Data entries

§ §

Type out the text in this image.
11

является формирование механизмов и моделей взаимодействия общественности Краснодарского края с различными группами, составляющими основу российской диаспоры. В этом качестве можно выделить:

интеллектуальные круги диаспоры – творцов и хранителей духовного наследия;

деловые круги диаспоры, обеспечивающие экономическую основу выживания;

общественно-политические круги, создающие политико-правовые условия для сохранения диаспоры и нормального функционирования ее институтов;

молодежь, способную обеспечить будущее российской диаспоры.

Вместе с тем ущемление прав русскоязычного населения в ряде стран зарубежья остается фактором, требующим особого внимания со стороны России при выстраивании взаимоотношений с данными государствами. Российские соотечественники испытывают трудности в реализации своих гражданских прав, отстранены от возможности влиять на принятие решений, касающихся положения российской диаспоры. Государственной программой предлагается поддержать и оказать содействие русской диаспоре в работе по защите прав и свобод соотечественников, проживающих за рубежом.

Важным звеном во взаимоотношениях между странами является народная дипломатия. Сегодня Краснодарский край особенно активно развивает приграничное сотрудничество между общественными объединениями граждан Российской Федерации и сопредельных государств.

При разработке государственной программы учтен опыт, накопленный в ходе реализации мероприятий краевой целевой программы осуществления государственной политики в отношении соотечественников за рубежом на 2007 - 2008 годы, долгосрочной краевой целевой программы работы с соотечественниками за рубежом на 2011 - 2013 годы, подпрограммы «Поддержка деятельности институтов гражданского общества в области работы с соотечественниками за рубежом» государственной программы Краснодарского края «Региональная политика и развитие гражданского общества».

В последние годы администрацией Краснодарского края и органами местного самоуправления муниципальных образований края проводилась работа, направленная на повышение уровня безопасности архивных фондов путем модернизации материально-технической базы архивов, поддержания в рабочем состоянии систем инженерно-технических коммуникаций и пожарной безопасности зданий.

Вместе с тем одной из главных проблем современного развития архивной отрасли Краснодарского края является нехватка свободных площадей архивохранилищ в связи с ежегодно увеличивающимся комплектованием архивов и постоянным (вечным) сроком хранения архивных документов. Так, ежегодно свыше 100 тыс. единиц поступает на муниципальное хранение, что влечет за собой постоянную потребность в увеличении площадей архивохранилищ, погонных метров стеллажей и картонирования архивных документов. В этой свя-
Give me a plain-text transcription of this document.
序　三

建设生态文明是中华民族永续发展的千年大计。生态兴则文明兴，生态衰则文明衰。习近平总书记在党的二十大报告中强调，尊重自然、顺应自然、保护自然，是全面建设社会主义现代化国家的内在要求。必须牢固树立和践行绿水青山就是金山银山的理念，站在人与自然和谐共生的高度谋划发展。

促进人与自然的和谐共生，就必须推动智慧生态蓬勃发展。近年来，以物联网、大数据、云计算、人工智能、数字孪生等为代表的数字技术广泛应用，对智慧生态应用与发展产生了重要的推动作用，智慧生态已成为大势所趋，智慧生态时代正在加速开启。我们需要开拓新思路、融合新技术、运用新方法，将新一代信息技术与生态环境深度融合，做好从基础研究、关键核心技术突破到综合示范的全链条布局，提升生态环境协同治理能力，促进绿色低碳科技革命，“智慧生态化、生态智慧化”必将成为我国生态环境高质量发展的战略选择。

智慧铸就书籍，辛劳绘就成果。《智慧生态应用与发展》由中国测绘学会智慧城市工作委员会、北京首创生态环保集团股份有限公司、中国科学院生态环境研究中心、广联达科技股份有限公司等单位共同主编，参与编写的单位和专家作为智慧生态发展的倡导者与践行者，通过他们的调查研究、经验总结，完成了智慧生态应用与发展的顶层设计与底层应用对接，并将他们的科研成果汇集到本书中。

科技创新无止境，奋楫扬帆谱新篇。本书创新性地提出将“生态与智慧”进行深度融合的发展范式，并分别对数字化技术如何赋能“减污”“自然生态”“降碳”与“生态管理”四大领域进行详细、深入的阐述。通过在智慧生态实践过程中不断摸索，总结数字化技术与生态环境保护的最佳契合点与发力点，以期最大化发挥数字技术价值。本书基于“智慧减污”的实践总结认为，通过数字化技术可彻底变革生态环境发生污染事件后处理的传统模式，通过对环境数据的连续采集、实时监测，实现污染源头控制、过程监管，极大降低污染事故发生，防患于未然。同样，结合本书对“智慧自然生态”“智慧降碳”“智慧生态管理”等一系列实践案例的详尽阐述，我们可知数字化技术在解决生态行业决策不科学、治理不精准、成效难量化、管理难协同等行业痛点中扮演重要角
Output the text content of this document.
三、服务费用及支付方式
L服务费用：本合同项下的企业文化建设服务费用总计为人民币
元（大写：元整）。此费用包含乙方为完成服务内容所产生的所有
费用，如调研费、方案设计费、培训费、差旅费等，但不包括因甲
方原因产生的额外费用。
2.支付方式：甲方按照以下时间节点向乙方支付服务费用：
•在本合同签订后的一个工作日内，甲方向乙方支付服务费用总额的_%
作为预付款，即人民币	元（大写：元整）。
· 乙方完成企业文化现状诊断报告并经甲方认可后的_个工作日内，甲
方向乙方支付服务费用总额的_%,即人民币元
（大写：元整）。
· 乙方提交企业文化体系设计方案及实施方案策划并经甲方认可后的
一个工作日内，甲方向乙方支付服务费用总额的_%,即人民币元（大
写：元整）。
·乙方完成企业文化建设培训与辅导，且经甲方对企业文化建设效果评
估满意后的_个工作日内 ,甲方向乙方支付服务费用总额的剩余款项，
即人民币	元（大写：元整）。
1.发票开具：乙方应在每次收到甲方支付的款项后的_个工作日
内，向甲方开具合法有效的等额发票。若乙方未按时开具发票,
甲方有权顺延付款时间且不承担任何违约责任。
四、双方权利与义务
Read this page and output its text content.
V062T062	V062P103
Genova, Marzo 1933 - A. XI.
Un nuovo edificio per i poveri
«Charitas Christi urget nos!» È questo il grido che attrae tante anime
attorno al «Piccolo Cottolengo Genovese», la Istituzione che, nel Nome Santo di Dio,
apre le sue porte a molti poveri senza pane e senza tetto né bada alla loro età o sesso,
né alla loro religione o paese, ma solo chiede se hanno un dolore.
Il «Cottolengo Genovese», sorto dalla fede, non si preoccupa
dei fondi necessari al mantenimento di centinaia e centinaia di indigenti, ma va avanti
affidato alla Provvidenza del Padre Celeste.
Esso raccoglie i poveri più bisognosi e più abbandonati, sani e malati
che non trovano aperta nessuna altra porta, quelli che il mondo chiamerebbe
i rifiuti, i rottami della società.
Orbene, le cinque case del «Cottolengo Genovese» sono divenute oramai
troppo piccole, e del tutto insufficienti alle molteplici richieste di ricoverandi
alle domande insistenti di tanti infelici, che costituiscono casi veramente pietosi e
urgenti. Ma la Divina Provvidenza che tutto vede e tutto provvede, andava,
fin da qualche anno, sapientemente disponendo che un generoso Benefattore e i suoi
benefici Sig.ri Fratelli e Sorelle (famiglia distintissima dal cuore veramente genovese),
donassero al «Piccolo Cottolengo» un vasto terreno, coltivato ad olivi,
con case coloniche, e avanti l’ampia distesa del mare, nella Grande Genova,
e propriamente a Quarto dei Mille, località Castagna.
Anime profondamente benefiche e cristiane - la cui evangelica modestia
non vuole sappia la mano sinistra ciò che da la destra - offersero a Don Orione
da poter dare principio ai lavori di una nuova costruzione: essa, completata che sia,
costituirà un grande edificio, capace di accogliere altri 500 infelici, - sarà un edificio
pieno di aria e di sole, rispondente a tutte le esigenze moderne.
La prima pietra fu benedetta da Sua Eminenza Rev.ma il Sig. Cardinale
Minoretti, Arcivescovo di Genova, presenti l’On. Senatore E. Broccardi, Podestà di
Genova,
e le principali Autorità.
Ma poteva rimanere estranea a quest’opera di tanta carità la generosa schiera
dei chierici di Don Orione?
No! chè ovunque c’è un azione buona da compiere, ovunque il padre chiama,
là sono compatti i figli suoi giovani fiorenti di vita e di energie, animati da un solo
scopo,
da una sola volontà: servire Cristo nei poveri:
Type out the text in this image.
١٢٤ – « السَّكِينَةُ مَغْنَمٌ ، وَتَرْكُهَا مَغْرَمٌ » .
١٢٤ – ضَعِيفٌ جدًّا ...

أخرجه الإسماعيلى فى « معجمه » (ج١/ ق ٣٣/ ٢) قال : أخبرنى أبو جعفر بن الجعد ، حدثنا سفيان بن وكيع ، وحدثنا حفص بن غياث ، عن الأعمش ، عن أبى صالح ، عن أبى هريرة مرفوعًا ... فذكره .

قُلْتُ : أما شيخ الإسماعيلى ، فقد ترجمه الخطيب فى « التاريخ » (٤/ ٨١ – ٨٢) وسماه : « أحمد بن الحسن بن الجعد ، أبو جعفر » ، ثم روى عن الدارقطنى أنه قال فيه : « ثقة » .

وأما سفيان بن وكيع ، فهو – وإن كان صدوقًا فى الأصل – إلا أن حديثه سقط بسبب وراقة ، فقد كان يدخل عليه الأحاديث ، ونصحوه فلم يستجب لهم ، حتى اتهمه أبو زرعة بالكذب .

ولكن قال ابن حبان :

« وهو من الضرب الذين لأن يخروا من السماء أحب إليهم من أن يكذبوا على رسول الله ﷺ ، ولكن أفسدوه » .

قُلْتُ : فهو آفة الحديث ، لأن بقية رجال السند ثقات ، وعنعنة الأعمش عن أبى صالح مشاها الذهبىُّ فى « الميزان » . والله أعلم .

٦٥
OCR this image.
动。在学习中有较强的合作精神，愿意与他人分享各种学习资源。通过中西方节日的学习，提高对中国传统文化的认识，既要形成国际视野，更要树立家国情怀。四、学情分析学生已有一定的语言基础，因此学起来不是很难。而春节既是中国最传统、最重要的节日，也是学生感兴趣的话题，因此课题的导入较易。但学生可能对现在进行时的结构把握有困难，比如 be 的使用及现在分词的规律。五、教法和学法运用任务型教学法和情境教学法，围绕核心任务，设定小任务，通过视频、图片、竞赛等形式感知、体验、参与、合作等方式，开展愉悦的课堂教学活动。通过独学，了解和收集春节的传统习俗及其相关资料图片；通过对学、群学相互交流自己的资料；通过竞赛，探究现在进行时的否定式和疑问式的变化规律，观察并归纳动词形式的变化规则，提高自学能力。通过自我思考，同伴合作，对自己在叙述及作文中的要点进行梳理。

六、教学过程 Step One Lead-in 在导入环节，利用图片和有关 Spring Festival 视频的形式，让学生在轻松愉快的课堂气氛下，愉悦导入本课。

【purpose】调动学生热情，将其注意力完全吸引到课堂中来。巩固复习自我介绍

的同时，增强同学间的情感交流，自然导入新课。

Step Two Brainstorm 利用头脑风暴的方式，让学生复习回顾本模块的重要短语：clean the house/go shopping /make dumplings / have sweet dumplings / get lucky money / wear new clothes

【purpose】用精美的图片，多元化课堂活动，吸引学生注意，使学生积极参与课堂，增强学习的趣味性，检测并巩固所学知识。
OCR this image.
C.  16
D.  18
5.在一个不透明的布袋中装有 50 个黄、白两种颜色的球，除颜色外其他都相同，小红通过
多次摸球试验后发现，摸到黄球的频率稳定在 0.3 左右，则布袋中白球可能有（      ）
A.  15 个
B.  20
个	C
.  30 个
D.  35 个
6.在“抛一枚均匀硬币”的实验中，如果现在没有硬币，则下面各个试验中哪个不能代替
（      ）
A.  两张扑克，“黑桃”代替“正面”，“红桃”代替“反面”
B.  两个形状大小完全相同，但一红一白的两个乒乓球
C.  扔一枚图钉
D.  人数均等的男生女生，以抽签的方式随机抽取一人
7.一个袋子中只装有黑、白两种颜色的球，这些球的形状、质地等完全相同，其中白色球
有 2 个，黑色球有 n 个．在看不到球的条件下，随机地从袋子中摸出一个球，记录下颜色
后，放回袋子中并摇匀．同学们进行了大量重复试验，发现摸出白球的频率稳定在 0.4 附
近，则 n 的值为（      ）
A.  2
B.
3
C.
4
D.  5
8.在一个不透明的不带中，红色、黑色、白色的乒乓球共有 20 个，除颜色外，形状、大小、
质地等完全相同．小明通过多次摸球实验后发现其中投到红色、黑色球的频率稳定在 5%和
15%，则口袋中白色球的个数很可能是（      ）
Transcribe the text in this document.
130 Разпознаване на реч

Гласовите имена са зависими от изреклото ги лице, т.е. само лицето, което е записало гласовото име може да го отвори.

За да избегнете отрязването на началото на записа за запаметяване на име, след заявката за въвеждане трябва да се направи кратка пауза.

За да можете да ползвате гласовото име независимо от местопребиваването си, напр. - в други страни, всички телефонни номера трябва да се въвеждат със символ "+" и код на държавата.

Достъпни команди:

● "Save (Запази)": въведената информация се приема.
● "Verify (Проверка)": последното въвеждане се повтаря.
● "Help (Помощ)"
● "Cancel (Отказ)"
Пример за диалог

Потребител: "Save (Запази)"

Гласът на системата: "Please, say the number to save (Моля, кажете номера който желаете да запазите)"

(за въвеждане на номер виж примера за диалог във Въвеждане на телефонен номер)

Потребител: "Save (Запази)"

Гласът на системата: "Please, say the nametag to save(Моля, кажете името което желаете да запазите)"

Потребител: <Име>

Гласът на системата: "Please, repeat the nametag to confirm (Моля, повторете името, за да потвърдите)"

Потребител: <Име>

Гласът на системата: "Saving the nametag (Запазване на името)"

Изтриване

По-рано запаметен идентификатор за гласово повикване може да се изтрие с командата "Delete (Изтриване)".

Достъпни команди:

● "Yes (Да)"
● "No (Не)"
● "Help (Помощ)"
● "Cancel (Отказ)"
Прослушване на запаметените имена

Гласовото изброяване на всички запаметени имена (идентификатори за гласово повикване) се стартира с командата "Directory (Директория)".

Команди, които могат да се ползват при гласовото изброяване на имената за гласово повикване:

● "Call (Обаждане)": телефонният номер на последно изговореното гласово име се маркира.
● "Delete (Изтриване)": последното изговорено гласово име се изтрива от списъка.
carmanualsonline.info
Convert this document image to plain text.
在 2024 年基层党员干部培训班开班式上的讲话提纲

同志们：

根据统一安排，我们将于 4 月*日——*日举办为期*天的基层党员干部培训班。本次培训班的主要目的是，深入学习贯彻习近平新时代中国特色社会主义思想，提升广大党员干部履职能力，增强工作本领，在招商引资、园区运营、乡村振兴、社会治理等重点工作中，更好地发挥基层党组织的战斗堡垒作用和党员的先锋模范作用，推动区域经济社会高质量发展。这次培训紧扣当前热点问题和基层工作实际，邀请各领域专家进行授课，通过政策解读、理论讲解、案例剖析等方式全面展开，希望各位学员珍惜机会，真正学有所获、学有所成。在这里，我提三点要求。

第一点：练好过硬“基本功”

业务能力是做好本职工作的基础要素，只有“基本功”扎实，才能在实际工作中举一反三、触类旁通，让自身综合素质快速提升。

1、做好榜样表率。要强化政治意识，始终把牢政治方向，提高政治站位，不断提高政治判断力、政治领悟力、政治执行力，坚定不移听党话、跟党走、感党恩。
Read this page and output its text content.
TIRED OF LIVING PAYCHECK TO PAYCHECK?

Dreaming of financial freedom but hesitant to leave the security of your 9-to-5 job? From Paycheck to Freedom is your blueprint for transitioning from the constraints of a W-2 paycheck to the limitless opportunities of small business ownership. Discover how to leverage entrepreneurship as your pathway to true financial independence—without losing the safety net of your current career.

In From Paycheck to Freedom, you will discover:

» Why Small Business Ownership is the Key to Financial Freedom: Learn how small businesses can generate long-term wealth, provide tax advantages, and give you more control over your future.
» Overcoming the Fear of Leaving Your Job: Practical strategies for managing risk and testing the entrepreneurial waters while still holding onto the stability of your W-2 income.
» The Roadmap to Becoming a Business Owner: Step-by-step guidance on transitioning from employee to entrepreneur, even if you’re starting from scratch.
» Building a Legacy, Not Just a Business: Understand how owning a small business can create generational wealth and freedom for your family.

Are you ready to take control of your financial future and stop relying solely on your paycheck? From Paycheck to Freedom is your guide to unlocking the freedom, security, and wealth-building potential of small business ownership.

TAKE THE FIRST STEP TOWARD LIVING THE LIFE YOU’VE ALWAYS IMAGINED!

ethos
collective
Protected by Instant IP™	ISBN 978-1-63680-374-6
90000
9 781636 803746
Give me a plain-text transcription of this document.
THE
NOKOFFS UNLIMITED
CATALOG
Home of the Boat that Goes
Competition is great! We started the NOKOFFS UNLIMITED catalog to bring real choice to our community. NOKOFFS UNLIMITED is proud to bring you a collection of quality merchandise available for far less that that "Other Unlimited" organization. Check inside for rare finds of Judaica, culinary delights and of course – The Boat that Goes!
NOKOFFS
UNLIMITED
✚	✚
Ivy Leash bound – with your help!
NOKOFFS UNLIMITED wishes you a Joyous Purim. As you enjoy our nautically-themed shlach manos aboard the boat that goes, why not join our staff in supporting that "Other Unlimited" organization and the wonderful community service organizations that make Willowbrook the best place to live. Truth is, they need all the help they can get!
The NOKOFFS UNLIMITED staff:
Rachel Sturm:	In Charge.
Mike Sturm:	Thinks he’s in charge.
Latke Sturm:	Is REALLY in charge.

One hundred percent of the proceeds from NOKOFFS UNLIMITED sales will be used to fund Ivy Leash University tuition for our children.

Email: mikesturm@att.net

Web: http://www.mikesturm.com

§ §

All lines holding the word "alle" should be picked out and copied.

▸ **Output**:
troppo piccole, e del tutto insufficienti alle molteplici richieste di ricoverandi
alle domande insistenti di tanti infelici, che costituiscono casi veramente pietosi e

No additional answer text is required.